_GIVEN INFORMATION:_
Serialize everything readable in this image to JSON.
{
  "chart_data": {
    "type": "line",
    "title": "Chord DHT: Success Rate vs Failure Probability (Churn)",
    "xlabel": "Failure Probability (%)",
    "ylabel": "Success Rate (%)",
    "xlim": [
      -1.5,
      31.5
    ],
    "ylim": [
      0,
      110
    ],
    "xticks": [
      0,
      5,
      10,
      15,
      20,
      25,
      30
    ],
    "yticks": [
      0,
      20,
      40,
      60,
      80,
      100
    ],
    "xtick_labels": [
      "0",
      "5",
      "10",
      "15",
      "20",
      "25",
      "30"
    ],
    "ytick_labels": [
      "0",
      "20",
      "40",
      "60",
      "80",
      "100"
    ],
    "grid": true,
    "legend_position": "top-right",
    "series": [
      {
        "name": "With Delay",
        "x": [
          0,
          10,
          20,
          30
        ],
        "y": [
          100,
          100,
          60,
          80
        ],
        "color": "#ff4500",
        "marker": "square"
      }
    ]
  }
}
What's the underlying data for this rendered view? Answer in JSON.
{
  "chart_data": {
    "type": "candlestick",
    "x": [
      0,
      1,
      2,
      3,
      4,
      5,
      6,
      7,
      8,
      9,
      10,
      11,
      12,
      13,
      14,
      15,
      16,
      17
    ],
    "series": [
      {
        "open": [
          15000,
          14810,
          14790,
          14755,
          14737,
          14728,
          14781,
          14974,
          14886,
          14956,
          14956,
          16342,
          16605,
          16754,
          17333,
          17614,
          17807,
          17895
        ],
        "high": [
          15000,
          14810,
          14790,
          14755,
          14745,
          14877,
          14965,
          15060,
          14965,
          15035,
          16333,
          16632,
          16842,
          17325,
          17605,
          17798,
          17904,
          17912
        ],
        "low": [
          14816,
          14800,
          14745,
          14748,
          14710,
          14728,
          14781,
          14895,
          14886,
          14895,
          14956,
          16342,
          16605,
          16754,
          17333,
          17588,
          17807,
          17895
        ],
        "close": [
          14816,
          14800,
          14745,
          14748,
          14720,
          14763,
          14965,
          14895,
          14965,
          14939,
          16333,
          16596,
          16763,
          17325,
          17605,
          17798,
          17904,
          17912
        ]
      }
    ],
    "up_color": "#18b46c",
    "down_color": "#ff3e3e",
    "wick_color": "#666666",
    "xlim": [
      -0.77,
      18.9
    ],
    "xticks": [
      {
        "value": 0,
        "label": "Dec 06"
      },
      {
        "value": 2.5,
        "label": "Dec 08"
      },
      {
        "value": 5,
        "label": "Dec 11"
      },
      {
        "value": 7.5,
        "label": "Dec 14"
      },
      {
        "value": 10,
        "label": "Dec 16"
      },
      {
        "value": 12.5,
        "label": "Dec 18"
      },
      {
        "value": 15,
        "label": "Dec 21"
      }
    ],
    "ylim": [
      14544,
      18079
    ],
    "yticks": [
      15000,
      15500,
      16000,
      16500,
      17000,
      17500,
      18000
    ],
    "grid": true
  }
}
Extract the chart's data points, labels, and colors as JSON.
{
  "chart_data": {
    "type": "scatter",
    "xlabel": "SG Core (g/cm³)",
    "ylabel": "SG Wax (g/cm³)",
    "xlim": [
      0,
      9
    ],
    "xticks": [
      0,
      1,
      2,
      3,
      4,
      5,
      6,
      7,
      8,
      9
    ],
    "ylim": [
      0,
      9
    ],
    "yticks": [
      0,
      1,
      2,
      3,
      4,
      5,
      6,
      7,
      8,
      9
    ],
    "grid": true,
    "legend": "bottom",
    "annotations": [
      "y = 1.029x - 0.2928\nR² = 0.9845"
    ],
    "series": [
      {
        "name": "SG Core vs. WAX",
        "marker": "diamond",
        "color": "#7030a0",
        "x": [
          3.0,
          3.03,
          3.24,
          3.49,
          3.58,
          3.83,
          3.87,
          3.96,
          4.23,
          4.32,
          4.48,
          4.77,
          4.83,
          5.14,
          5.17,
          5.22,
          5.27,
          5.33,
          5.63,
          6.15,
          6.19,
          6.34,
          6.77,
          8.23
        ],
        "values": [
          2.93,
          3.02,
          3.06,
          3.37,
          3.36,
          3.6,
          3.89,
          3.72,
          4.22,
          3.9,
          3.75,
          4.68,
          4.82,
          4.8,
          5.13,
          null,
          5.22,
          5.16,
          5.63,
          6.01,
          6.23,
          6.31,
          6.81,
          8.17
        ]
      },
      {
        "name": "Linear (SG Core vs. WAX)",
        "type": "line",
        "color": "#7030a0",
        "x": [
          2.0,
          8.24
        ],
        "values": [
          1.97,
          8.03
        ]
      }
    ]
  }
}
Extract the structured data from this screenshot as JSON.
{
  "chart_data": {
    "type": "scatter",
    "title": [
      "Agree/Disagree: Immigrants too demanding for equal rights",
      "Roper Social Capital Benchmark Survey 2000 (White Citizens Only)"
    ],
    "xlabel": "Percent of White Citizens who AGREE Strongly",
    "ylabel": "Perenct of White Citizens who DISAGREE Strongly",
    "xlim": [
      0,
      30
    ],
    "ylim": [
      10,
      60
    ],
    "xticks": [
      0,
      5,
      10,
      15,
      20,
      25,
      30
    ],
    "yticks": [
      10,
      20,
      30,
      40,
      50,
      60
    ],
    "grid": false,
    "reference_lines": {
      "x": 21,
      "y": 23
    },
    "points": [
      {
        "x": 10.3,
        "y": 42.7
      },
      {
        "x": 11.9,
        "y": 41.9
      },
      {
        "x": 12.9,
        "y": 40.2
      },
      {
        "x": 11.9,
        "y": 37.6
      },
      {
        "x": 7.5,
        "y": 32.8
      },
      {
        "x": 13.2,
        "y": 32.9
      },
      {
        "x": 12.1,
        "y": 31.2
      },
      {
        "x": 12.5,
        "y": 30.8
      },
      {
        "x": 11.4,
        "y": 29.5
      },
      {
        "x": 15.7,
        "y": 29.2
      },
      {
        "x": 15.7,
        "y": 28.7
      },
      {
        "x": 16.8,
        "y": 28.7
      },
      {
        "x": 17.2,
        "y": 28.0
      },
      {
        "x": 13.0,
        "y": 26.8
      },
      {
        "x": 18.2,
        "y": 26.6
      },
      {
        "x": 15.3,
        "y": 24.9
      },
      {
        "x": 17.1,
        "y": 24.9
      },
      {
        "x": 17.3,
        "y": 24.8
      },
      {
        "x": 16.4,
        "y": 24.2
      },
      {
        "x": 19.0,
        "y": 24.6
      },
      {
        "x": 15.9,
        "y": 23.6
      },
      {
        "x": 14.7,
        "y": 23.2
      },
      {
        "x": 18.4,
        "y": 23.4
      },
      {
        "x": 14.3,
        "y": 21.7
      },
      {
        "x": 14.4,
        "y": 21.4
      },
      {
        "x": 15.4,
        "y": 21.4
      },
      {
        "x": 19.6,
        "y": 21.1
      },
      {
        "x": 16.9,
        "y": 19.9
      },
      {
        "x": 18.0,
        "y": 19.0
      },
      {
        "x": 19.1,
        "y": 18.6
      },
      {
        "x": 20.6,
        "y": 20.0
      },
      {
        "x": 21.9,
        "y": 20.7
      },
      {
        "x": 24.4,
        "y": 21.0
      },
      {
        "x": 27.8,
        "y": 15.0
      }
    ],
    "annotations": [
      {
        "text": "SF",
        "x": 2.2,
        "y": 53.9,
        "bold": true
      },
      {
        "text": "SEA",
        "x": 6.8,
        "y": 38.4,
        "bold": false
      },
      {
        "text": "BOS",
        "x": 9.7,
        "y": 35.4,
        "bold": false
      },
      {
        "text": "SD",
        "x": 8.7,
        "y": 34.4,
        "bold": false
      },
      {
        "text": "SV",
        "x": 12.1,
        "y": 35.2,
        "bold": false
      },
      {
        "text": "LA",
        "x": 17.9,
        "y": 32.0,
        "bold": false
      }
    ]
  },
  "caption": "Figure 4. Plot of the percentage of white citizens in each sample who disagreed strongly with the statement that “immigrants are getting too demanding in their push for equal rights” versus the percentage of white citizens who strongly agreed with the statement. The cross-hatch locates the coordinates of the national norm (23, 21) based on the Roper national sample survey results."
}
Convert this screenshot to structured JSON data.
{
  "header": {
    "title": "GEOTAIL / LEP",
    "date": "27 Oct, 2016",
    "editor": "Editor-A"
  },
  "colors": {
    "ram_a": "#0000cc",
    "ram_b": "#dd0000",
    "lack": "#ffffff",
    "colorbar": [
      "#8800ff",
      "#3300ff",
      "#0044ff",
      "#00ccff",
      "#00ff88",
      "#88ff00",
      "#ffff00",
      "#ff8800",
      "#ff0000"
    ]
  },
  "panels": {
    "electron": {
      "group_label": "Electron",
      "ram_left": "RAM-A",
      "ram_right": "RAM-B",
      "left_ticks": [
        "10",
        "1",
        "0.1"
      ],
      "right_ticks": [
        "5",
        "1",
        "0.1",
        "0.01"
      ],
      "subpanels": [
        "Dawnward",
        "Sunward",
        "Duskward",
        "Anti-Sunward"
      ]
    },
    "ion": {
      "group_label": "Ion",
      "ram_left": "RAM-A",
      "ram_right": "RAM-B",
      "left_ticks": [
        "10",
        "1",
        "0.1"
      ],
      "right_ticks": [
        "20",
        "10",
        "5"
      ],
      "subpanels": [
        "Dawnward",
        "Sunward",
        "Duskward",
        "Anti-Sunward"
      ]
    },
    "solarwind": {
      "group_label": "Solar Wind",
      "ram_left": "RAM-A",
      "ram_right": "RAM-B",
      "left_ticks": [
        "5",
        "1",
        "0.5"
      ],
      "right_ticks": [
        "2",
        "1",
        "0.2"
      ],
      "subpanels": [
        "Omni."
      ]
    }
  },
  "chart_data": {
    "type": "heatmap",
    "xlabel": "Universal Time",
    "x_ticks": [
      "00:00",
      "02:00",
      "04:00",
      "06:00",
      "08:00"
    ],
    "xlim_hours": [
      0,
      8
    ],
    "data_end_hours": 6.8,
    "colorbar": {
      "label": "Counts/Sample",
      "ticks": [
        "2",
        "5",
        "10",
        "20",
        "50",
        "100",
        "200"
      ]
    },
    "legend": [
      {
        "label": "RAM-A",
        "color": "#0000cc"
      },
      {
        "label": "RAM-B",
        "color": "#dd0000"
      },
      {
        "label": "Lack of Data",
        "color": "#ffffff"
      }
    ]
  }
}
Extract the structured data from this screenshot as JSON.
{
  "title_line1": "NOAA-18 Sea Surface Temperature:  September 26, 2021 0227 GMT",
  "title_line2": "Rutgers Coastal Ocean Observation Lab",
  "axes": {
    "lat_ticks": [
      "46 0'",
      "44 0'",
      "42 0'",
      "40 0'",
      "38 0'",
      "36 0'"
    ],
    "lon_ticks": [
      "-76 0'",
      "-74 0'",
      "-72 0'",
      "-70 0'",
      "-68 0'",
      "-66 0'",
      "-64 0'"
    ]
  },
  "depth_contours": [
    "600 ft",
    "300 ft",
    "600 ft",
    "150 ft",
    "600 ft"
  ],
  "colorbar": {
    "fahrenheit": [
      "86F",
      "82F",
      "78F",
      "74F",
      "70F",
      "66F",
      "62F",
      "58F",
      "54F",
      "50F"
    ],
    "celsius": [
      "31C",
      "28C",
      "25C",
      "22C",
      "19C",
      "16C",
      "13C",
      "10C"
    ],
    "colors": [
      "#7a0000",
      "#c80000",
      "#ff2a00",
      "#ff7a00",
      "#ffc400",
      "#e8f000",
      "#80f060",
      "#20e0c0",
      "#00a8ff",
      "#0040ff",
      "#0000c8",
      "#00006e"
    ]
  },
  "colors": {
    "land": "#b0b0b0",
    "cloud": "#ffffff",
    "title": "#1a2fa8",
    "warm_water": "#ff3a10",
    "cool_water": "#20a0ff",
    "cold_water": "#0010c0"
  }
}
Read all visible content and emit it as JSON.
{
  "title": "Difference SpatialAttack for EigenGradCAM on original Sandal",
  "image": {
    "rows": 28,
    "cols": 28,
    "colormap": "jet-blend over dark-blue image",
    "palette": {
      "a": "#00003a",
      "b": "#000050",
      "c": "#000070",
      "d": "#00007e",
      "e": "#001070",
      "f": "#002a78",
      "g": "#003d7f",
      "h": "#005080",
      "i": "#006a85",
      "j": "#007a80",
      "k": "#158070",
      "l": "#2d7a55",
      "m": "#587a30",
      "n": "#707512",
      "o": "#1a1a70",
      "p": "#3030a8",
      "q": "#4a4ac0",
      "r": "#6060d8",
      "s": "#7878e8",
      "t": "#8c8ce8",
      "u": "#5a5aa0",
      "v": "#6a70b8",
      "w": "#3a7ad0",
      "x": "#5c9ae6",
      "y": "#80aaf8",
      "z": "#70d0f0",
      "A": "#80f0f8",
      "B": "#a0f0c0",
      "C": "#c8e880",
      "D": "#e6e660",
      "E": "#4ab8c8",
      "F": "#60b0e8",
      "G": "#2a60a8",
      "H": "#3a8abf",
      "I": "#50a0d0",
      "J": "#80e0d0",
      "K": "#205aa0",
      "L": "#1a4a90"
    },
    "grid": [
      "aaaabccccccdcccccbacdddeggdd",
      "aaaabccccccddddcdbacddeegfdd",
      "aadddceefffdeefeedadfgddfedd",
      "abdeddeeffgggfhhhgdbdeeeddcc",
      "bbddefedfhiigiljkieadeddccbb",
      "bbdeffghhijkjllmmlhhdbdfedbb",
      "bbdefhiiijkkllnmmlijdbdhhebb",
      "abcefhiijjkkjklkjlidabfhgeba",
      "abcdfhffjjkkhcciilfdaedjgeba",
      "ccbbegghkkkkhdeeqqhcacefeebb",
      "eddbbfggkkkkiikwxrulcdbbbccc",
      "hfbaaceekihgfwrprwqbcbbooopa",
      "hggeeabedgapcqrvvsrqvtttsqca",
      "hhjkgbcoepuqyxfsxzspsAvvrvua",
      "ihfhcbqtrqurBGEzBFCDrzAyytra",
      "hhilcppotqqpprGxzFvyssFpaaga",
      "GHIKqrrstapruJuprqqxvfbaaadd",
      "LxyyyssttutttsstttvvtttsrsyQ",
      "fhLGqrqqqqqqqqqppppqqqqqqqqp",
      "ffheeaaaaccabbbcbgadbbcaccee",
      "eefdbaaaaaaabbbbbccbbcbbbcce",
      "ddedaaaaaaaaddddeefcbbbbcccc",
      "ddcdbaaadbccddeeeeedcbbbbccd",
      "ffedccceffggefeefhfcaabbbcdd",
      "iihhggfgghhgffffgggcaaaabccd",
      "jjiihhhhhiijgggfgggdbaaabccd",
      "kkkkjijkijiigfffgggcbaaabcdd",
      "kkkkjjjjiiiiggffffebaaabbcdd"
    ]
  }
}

_WRITTEN EXERCISE:_
Return each line in the records that holds the string "demanding".

_EXERCISE SOLUTION:_
      "Agree/Disagree: Immigrants too demanding for equal rights",
  "caption": "Figure 4. Plot of the percentage of white citizens in each sample who disagreed strongly with the statement that “immigrants are getting too demanding in their push for equal rights” versus the percentage of white citizens who strongly agreed with the statement. The cross-hatch locates the coordinates of the national norm (23, 21) based on the Roper national sample survey results."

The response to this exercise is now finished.